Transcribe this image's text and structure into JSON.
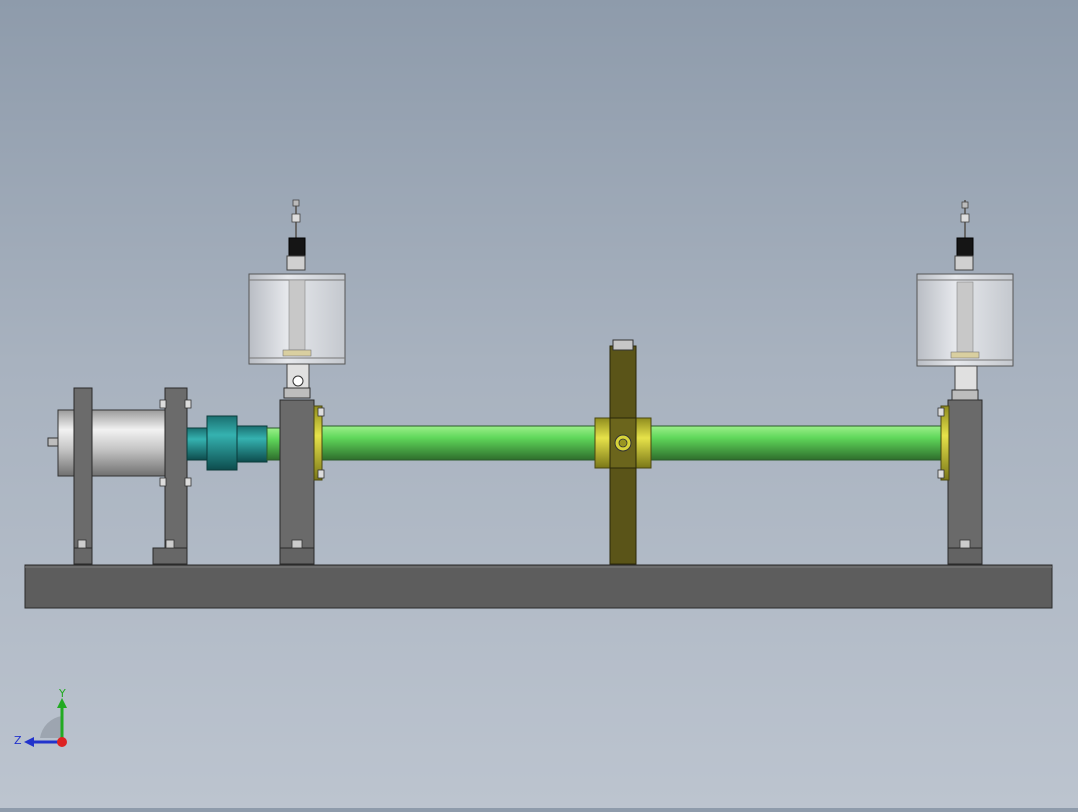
{
  "viewport": {
    "background_top": "#8e9bab",
    "background_bottom": "#bcc4cf"
  },
  "model": {
    "colors": {
      "base": "#5f5f5f",
      "plate": "#6e6e6e",
      "motor": "#c8c8c8",
      "coupling": "#1f8c8a",
      "shaft": "#6fd86a",
      "flange": "#d9d63a",
      "disk": "#5a5418",
      "oil_cup_glass": "#d6d9de"
    }
  },
  "triad": {
    "y_label": "Y",
    "z_label": "Z",
    "y_color": "#22aa22",
    "z_color": "#2233cc",
    "x_color": "#dd2222"
  }
}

WRITTEN REQUEST = Repeat the material exactly as it reads, without any of its pictures.

THE REPLY =
Transcribe this image's text and structure into JSON.
{
  "viewport": {
    "background_top": "#8e9bab",
    "background_bottom": "#bcc4cf"
  },
  "model": {
    "colors": {
      "base": "#5f5f5f",
      "plate": "#6e6e6e",
      "motor": "#c8c8c8",
      "coupling": "#1f8c8a",
      "shaft": "#6fd86a",
      "flange": "#d9d63a",
      "disk": "#5a5418",
      "oil_cup_glass": "#d6d9de"
    }
  },
  "triad": {
    "y_label": "Y",
    "z_label": "Z",
    "y_color": "#22aa22",
    "z_color": "#2233cc",
    "x_color": "#dd2222"
  }
}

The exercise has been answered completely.